[Data entries]

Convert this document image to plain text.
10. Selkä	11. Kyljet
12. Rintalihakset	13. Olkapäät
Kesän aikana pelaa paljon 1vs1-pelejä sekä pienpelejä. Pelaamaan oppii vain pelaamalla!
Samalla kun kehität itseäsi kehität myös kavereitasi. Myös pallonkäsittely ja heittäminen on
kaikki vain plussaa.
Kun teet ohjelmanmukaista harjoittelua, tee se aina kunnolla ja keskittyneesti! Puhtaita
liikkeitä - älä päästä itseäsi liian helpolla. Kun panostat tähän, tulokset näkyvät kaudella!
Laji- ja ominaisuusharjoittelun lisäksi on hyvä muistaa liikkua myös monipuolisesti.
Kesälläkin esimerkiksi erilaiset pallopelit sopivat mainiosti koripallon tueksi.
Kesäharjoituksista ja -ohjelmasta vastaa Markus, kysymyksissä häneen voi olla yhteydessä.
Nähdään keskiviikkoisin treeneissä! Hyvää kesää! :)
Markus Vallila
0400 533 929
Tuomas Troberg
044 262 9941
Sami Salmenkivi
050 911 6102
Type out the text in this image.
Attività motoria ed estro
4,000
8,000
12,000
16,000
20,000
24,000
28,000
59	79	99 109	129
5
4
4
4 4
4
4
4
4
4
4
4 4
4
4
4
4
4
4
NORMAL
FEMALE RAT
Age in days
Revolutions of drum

Written exercise: Take the material above and return all of it exactly.

Answer to this exercise:
Convert this document image to plain text.
10. Selkä	11. Kyljet
12. Rintalihakset	13. Olkapäät
Kesän aikana pelaa paljon 1vs1-pelejä sekä pienpelejä. Pelaamaan oppii vain pelaamalla!
Samalla kun kehität itseäsi kehität myös kavereitasi. Myös pallonkäsittely ja heittäminen on
kaikki vain plussaa.
Kun teet ohjelmanmukaista harjoittelua, tee se aina kunnolla ja keskittyneesti! Puhtaita
liikkeitä - älä päästä itseäsi liian helpolla. Kun panostat tähän, tulokset näkyvät kaudella!
Laji- ja ominaisuusharjoittelun lisäksi on hyvä muistaa liikkua myös monipuolisesti.
Kesälläkin esimerkiksi erilaiset pallopelit sopivat mainiosti koripallon tueksi.
Kesäharjoituksista ja -ohjelmasta vastaa Markus, kysymyksissä häneen voi olla yhteydessä.
Nähdään keskiviikkoisin treeneissä! Hyvää kesää! :)
Markus Vallila
0400 533 929
Tuomas Troberg
044 262 9941
Sami Salmenkivi
050 911 6102
Type out the text in this image.
Attività motoria ed estro
4,000
8,000
12,000
16,000
20,000
24,000
28,000
59	79	99 109	129
5
4
4
4 4
4
4
4
4
4
4
4 4
4
4
4
4
4
4
NORMAL
FEMALE RAT
Age in days
Revolutions of drum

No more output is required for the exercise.